Pull out each line of the records holding the string "similarity".
──────
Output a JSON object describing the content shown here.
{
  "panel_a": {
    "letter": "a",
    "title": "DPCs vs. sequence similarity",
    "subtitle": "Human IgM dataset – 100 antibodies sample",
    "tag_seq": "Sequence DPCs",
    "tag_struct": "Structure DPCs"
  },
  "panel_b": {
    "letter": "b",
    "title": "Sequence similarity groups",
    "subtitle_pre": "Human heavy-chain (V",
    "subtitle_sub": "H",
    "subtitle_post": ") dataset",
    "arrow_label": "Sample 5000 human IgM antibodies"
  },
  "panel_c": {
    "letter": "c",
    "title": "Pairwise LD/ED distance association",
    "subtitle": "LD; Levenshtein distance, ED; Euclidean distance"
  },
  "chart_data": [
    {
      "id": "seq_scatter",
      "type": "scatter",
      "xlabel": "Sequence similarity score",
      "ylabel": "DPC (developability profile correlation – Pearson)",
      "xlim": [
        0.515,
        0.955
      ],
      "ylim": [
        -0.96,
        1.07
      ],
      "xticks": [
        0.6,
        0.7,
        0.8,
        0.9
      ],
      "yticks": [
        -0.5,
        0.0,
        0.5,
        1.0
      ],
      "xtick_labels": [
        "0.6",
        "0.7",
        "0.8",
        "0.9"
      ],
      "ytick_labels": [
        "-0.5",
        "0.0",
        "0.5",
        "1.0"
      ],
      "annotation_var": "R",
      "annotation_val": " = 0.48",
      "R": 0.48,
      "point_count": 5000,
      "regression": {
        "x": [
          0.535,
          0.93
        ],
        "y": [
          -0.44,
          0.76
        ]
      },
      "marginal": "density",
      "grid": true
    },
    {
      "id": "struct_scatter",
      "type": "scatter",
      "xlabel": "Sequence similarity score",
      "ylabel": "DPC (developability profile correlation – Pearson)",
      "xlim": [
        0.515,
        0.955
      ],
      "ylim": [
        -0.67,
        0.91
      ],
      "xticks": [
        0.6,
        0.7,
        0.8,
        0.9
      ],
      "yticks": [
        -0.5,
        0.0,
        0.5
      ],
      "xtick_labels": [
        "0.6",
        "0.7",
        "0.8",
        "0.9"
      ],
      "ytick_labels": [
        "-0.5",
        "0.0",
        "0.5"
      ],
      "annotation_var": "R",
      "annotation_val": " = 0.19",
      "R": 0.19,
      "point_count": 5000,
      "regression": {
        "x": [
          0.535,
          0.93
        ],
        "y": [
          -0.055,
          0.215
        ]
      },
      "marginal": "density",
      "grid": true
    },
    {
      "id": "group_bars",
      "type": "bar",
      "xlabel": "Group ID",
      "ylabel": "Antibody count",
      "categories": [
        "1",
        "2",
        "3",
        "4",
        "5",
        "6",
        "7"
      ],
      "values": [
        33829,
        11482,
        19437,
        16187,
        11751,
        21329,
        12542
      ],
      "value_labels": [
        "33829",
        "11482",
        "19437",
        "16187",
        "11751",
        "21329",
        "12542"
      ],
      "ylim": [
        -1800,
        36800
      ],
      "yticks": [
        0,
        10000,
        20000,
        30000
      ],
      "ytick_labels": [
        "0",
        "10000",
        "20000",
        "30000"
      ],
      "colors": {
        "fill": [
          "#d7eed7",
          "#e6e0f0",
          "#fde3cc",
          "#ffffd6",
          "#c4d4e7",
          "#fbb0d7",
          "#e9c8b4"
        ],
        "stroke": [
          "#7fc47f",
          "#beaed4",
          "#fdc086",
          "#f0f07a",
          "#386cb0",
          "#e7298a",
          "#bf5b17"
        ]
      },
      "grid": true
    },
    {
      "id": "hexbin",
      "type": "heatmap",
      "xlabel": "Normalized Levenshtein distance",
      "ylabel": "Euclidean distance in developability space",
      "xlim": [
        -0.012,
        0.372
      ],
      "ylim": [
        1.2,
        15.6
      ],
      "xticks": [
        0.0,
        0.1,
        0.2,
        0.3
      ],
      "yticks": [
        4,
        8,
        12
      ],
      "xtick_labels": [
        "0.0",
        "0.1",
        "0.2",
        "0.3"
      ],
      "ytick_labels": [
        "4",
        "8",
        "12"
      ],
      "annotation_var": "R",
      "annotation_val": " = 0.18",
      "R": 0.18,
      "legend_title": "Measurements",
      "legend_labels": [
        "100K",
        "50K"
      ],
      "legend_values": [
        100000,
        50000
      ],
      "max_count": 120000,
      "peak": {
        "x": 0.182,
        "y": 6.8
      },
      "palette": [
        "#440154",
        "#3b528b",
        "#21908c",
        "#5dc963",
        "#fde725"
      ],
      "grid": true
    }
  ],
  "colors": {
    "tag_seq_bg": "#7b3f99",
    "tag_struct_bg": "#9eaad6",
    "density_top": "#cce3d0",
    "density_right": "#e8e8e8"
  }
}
──────
* _Output of the exercise_:
    "title": "DPCs vs. sequence similarity",
    "title": "Sequence similarity groups",
      "xlabel": "Sequence similarity score",
      "xlabel": "Sequence similarity score",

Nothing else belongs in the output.